-- BEGIN --

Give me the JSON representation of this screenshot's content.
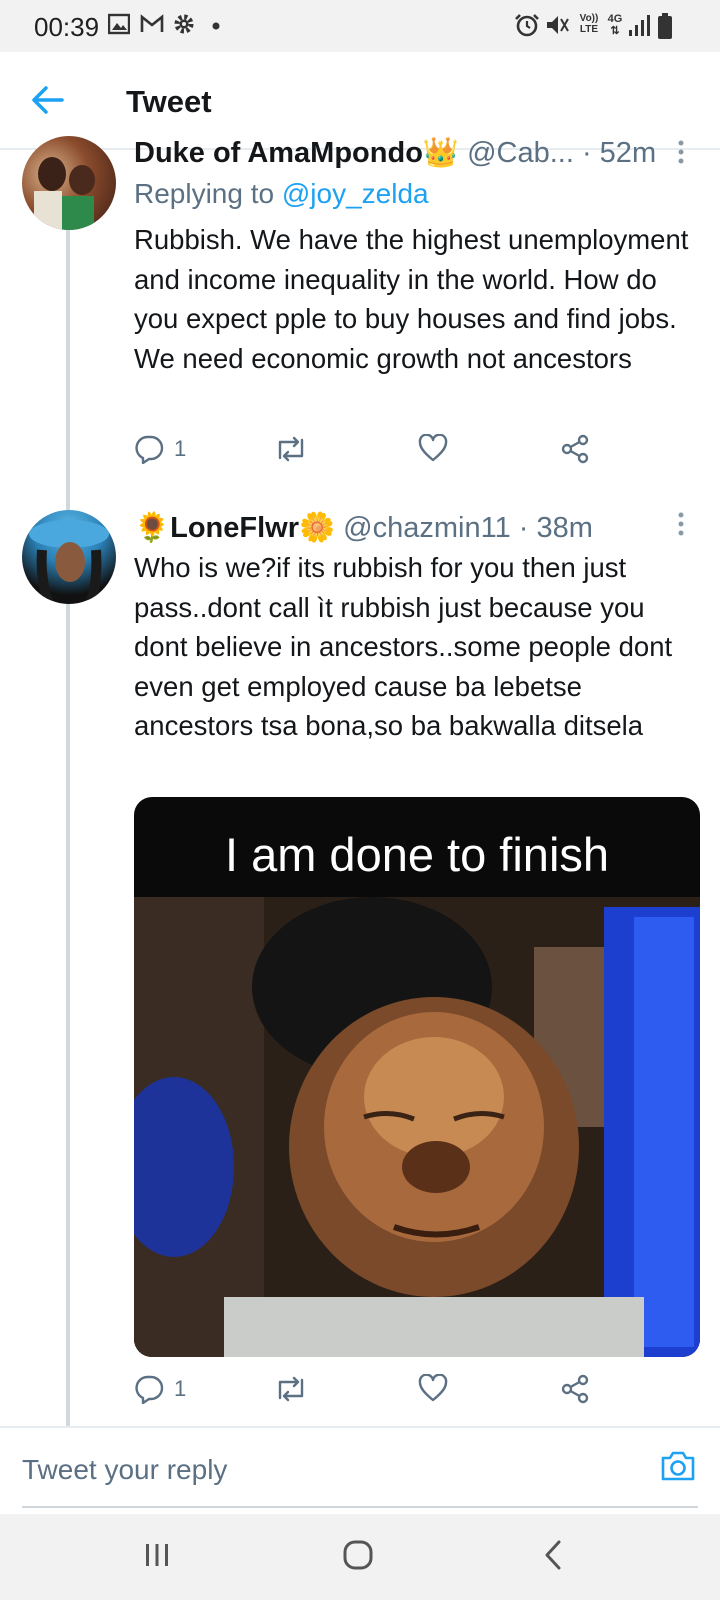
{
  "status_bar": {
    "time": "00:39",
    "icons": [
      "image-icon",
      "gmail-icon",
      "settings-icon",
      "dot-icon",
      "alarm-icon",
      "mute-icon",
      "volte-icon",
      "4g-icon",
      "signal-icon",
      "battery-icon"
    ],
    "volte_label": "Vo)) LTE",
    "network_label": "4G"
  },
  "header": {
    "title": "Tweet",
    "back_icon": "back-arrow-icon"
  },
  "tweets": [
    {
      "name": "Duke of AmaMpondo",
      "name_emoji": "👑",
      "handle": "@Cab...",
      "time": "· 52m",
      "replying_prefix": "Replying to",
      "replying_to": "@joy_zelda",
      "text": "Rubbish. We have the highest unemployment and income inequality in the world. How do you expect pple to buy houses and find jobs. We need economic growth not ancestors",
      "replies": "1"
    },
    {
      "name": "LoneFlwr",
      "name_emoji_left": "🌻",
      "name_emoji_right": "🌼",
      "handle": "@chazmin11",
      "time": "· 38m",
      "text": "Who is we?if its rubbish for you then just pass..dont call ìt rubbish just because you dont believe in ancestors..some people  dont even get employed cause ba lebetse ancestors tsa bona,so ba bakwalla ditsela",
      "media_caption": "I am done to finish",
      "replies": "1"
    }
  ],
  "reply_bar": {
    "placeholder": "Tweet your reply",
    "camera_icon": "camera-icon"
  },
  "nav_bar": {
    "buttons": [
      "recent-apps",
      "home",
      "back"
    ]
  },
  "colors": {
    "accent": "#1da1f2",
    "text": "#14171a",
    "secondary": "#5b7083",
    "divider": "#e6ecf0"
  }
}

-- END --
-- BEGIN --

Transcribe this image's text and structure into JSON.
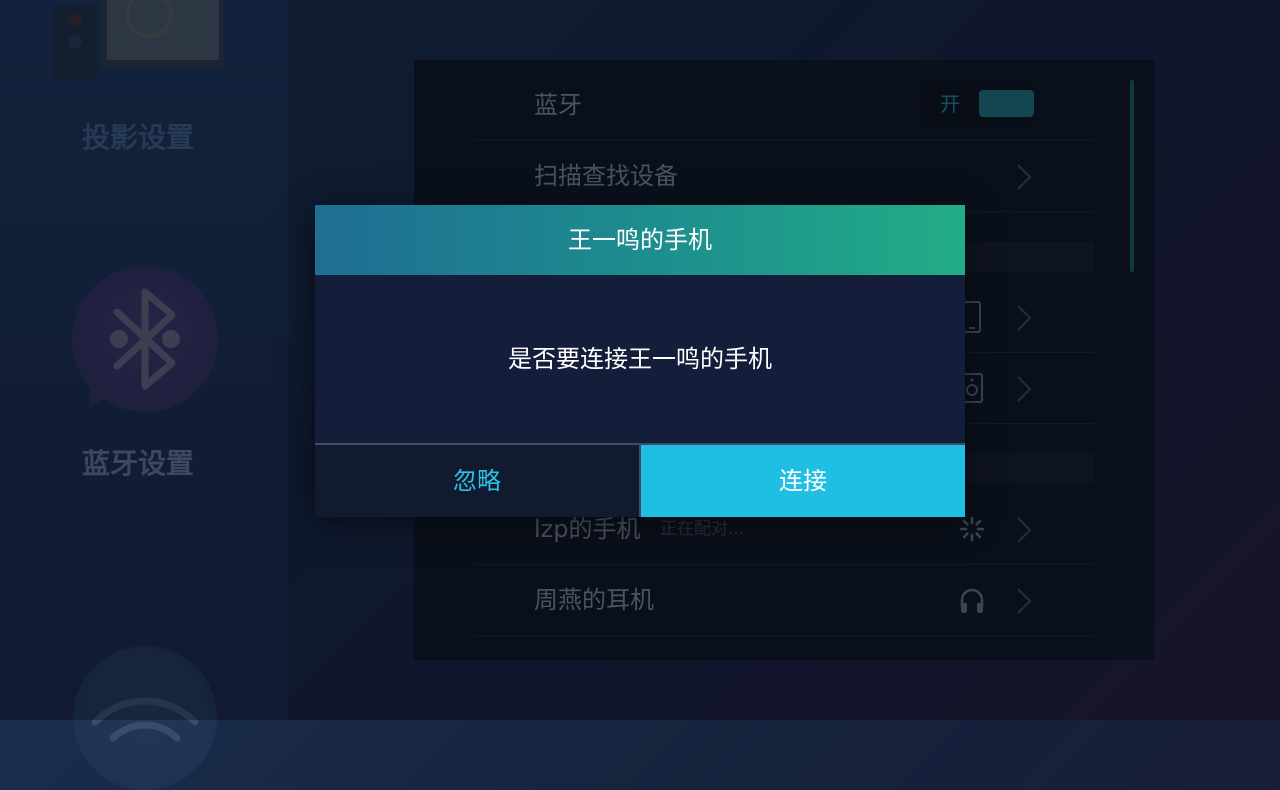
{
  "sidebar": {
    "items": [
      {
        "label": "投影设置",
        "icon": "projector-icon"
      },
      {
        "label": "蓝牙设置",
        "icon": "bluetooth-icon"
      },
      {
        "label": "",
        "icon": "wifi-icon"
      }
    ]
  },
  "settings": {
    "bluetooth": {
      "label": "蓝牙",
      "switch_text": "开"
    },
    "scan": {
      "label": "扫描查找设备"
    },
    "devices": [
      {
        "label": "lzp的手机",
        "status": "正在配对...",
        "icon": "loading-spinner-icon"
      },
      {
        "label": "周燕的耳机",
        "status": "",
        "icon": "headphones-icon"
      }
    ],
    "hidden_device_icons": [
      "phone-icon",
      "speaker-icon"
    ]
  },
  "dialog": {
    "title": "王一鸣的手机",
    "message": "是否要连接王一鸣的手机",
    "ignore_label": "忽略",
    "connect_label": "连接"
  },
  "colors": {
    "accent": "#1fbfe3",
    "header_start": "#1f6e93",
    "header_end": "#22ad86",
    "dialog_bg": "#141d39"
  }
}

-- END --

= Task objective =
Pull every line holding "this" out of the records.

= Exercise output =
Give me the JSON representation of this screenshot's content.
Transcribe this image's text and structure into JSON.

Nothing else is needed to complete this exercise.